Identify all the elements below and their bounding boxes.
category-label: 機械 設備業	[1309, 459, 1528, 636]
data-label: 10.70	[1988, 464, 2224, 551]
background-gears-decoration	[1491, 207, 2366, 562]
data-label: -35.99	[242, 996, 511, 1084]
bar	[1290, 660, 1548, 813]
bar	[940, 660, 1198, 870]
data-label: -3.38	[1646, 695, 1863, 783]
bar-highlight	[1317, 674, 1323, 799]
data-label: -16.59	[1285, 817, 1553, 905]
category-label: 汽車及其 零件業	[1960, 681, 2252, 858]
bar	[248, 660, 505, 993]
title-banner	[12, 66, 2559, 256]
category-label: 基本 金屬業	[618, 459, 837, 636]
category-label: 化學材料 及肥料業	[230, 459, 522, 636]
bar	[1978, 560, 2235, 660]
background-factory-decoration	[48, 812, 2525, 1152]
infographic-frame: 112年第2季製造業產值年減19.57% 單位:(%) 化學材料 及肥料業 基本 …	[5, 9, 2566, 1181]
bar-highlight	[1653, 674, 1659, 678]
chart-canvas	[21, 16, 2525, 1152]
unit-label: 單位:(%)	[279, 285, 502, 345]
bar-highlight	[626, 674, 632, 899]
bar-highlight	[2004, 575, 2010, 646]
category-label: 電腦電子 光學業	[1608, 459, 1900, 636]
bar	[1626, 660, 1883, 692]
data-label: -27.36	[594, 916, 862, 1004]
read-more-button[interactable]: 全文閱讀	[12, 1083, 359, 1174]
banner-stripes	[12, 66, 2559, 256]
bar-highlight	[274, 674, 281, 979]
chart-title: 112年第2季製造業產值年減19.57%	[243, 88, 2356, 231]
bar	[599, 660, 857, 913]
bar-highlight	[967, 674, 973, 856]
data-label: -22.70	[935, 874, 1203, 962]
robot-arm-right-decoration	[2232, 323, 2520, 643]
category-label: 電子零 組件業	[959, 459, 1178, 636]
==
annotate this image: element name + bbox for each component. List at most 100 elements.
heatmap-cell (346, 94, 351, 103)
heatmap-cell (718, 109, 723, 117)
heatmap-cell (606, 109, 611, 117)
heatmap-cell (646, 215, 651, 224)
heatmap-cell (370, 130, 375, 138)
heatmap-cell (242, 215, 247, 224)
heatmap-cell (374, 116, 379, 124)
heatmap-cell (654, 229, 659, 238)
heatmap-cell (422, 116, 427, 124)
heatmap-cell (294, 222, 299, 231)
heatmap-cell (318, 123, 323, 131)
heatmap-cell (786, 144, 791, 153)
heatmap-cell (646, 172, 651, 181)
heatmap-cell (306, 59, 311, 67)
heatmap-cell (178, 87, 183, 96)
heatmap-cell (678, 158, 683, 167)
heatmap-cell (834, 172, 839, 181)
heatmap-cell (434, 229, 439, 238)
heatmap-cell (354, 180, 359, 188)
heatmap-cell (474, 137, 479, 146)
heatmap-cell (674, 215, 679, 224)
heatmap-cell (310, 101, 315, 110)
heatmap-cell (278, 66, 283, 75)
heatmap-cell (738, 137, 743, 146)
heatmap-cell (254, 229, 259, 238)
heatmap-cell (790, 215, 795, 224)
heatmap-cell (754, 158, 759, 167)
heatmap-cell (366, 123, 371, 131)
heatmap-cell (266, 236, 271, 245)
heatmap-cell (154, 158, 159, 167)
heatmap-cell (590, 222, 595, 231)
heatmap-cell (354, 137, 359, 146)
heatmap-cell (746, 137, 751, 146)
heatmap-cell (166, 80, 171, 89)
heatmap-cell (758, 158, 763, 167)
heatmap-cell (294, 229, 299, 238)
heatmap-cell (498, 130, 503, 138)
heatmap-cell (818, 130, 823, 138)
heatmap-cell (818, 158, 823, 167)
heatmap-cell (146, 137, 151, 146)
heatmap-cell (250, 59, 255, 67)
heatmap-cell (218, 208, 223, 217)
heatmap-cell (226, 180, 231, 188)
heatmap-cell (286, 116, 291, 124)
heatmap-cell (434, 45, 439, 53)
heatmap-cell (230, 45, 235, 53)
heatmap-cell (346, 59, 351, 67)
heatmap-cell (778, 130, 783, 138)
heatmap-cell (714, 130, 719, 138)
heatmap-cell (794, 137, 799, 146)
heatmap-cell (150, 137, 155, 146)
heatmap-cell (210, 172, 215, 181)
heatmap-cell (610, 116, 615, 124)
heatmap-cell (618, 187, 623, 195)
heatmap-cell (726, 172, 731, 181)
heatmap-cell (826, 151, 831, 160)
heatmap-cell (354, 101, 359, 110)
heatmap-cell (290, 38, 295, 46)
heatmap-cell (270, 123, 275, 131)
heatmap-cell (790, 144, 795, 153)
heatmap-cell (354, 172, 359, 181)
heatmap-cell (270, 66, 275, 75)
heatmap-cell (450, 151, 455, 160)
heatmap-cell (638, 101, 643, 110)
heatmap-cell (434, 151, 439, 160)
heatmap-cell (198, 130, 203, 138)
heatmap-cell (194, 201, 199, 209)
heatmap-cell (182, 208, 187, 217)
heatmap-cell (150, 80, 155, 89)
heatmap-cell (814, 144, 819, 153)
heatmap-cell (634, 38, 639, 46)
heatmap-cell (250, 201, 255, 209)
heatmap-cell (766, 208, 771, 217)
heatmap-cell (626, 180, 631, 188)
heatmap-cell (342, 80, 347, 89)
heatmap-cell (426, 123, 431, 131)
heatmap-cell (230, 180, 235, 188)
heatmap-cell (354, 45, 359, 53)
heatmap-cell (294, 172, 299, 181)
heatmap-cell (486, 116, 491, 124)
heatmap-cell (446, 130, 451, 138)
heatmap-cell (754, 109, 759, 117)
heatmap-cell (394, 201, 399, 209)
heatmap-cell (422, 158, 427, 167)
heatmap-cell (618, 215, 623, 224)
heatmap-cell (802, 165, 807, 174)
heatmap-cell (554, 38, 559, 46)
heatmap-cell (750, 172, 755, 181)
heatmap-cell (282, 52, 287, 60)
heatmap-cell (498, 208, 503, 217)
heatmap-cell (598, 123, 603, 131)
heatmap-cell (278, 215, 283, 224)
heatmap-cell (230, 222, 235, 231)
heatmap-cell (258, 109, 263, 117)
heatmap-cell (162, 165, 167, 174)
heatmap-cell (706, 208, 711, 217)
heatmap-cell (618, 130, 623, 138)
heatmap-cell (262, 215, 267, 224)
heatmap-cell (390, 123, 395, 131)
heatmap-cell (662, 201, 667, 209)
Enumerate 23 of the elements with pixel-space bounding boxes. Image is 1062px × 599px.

* [What to work on]
Put the lines from the one containing "Identify all the" through the one containing "660, 1548, 813]" into a Markdown table with the columns No. and Text. Give each line a row number and leave out any blank lines.

* [Answer for the task]
| No. | Text |
|---|---|
| 1 | Identify all the elements below and their bounding boxes. |
| 2 | category-label: 機械 設備業	[1309, 459, 1528, 636] |
| 3 | data-label: 10.70	[1988, 464, 2224, 551] |
| 4 | background-gears-decoration	[1491, 207, 2366, 562] |
| 5 | data-label: -35.99	[242, 996, 511, 1084] |
| 6 | bar	[1290, 660, 1548, 813] |